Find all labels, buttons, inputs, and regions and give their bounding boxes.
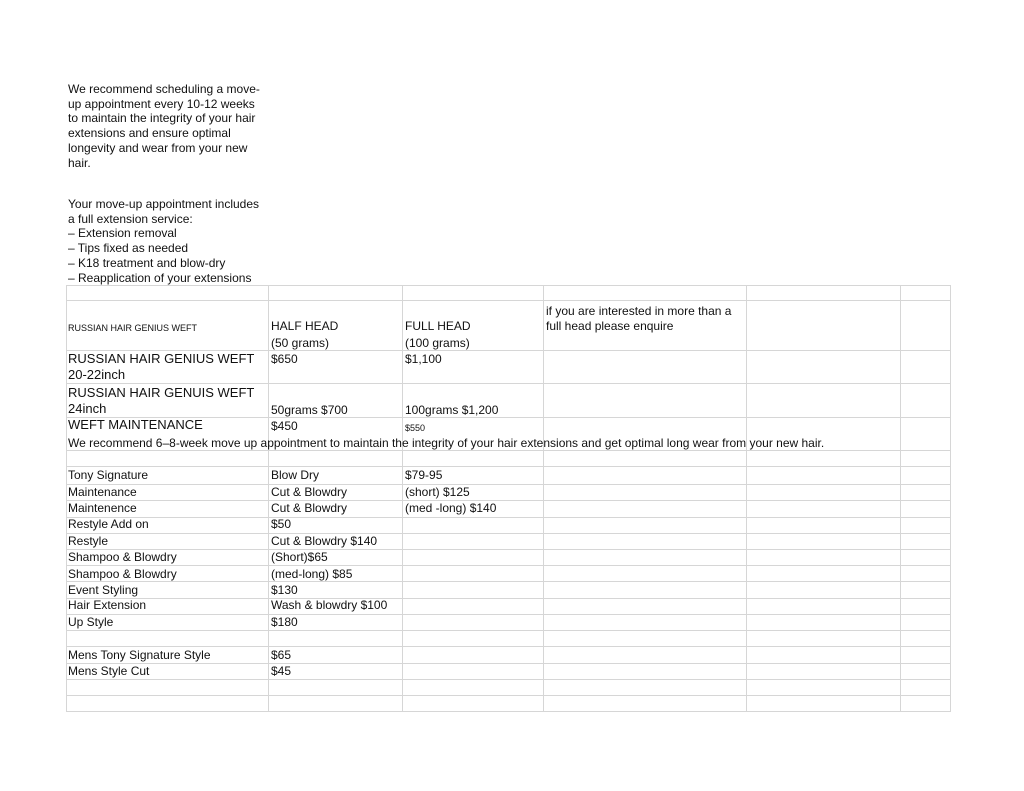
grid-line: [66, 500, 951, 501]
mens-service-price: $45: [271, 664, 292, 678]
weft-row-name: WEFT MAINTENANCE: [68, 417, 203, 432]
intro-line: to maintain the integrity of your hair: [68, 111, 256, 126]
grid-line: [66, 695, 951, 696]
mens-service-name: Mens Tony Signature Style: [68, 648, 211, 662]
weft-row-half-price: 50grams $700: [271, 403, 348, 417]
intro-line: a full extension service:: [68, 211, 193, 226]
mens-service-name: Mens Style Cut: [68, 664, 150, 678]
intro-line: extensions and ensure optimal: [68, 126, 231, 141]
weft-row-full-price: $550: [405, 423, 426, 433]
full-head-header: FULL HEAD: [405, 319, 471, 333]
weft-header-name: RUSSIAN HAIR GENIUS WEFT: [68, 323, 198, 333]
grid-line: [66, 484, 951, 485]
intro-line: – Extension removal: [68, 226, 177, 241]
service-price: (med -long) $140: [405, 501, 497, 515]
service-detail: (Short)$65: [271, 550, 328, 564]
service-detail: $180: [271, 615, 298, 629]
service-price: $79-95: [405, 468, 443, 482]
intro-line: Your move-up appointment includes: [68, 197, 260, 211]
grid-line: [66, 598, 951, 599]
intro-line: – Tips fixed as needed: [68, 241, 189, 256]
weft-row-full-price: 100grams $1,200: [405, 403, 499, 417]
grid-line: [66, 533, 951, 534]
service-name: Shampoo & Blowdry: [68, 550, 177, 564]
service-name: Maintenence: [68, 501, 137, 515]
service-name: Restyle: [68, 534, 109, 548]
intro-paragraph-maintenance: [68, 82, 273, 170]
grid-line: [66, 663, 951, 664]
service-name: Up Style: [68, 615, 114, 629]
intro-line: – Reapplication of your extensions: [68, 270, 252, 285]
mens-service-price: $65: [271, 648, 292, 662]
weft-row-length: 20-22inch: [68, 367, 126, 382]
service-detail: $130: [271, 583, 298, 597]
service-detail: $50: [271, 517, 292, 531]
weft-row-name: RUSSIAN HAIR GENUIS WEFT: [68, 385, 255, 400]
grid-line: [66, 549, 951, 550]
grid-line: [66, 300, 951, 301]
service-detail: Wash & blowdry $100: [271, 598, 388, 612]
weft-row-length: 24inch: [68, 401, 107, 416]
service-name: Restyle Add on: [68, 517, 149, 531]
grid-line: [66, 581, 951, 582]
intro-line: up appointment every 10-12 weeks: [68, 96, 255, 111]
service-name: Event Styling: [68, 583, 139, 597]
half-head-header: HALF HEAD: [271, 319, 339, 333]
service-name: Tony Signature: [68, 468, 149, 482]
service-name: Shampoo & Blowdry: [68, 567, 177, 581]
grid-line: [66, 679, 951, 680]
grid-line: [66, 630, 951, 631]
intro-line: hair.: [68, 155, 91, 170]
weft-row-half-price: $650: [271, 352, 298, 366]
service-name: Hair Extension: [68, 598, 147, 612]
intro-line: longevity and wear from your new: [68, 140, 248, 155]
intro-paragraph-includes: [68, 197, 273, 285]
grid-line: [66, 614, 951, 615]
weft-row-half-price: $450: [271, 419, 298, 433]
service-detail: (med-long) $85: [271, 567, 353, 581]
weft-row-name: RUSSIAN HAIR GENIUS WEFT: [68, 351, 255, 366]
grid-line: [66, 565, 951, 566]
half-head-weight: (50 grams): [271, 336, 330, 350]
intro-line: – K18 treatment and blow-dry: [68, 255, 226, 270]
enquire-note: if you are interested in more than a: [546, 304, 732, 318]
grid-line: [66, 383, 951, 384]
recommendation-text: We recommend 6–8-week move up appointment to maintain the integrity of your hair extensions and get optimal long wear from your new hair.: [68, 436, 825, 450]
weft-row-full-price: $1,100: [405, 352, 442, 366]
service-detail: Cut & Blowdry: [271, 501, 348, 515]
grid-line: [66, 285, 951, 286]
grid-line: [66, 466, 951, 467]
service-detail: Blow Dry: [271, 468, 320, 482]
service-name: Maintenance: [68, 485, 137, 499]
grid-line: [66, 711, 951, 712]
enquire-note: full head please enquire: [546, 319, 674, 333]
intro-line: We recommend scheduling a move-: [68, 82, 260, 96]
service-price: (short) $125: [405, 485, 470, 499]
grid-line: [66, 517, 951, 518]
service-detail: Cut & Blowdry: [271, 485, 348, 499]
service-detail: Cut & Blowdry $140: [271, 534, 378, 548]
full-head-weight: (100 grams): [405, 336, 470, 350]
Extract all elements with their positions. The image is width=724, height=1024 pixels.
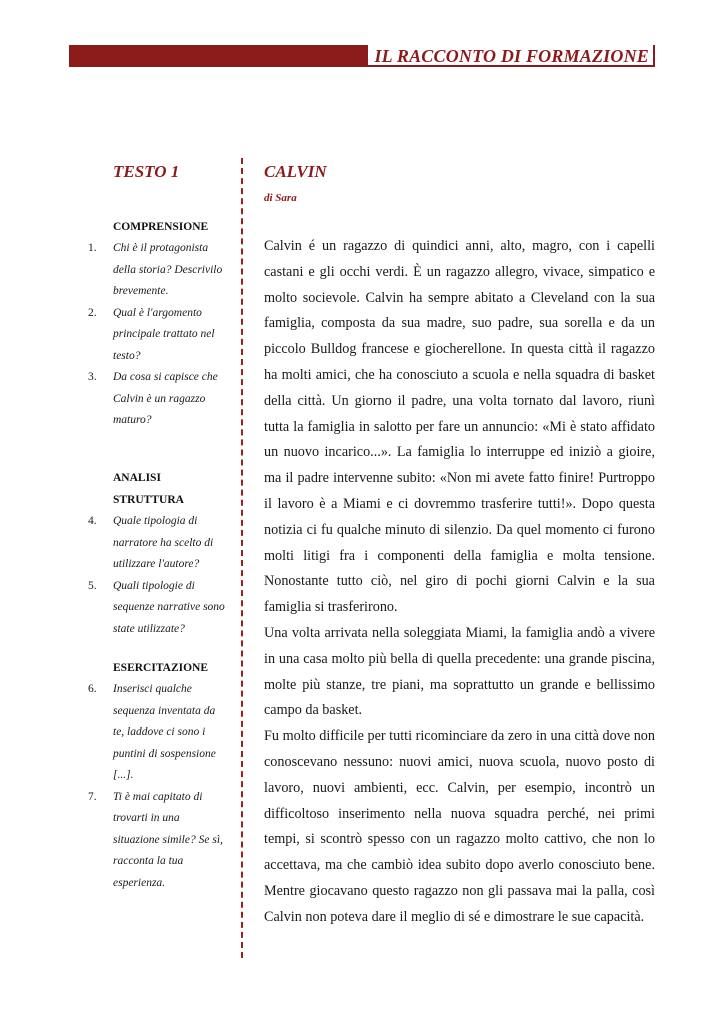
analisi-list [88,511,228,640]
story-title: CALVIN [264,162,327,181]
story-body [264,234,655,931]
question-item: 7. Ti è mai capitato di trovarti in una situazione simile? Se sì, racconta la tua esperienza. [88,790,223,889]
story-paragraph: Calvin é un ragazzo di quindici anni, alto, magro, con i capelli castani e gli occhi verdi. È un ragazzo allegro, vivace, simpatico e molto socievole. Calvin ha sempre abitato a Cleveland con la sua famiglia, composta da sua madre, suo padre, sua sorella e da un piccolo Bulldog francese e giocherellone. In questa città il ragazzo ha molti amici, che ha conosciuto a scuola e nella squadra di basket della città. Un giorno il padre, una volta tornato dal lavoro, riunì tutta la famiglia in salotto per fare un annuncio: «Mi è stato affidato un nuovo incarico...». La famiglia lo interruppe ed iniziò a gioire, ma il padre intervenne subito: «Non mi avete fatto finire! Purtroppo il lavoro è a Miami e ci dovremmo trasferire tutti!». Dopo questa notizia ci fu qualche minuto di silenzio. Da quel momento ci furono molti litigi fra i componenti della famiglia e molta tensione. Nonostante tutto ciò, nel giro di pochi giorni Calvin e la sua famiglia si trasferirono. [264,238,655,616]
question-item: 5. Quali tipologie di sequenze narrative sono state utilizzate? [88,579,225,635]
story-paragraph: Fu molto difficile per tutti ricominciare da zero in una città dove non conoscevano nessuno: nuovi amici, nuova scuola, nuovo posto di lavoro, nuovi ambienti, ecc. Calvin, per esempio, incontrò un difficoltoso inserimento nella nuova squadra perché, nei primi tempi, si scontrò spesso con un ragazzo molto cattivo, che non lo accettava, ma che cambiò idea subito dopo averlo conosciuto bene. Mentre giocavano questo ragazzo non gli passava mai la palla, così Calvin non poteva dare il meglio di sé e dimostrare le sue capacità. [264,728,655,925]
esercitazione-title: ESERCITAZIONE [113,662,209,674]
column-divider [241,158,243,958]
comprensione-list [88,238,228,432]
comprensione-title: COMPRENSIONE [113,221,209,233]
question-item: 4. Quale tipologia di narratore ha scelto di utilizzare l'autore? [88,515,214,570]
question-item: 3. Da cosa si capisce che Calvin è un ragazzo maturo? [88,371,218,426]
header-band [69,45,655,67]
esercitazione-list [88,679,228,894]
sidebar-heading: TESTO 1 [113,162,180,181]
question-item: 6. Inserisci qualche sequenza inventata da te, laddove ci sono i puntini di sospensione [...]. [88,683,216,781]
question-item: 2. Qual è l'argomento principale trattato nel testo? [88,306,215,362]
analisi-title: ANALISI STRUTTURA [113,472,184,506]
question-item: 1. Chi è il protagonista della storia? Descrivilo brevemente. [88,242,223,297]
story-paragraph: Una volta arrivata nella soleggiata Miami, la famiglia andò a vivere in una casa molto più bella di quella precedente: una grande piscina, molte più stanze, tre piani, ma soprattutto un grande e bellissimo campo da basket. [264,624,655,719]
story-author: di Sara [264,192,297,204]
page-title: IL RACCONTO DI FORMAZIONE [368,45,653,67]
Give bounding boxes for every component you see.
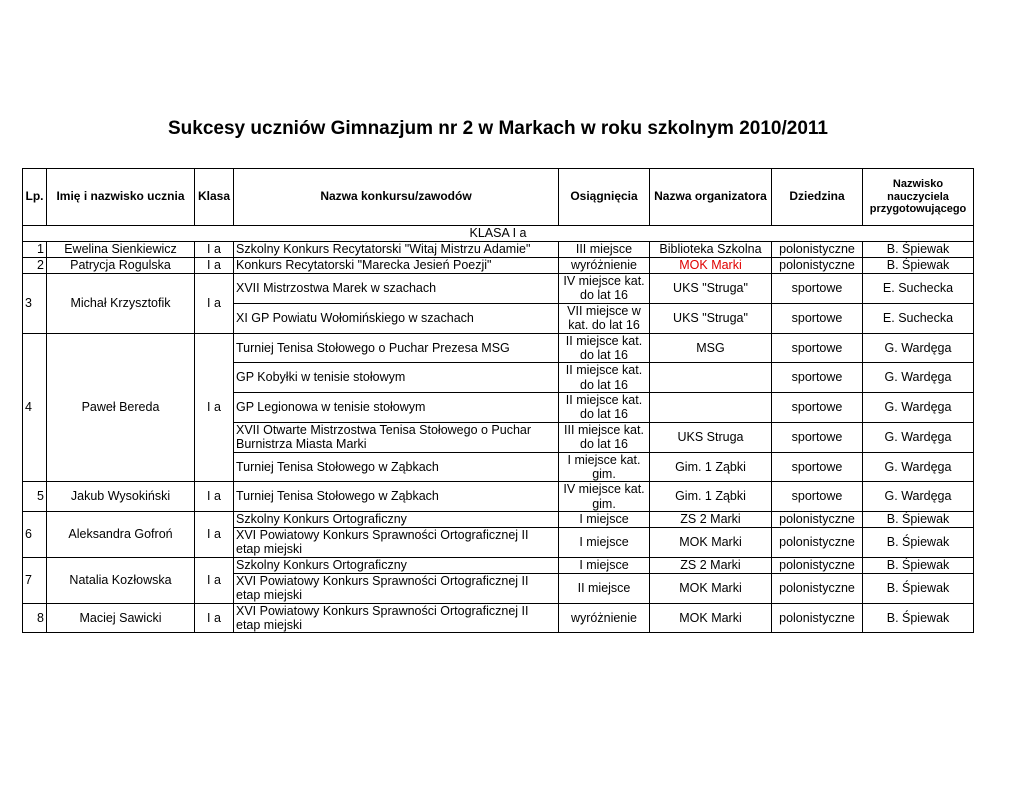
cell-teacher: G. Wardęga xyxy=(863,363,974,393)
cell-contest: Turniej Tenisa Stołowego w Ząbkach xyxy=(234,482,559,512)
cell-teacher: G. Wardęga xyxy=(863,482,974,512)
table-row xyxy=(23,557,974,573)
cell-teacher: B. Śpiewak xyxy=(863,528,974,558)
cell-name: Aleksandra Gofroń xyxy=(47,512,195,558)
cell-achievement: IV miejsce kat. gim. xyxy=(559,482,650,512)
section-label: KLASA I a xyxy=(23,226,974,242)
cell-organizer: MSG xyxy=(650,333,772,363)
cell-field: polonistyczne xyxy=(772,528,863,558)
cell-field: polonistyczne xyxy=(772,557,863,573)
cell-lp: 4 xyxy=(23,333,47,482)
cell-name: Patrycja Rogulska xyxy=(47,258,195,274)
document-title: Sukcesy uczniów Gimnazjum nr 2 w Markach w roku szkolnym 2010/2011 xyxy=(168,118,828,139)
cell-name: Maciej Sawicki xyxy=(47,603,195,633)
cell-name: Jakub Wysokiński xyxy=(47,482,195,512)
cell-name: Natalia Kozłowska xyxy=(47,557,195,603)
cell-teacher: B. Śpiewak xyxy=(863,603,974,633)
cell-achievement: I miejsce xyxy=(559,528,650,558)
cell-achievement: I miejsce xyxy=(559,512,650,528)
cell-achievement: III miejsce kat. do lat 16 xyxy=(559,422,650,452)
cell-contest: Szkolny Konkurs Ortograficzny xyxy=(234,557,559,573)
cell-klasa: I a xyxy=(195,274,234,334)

******************************

# Exercise aim
Copy out the records from the line with "cell-teacher: G. Wardęga xyxy=(863,363,974,393)" to the line with "cell-field: polonistyczne xyxy=(772,528,863,558)", substituting "table-line" for "table-row" and keeping everything else the same.

# Final result
cell-teacher: G. Wardęga xyxy=(863,363,974,393)
cell-contest: Turniej Tenisa Stołowego w Ząbkach xyxy=(234,482,559,512)
cell-teacher: G. Wardęga xyxy=(863,482,974,512)
table-line xyxy=(23,557,974,573)
cell-teacher: B. Śpiewak xyxy=(863,528,974,558)
cell-name: Aleksandra Gofroń xyxy=(47,512,195,558)
cell-achievement: IV miejsce kat. gim. xyxy=(559,482,650,512)
section-label: KLASA I a xyxy=(23,226,974,242)
cell-organizer: MSG xyxy=(650,333,772,363)
cell-field: polonistyczne xyxy=(772,528,863,558)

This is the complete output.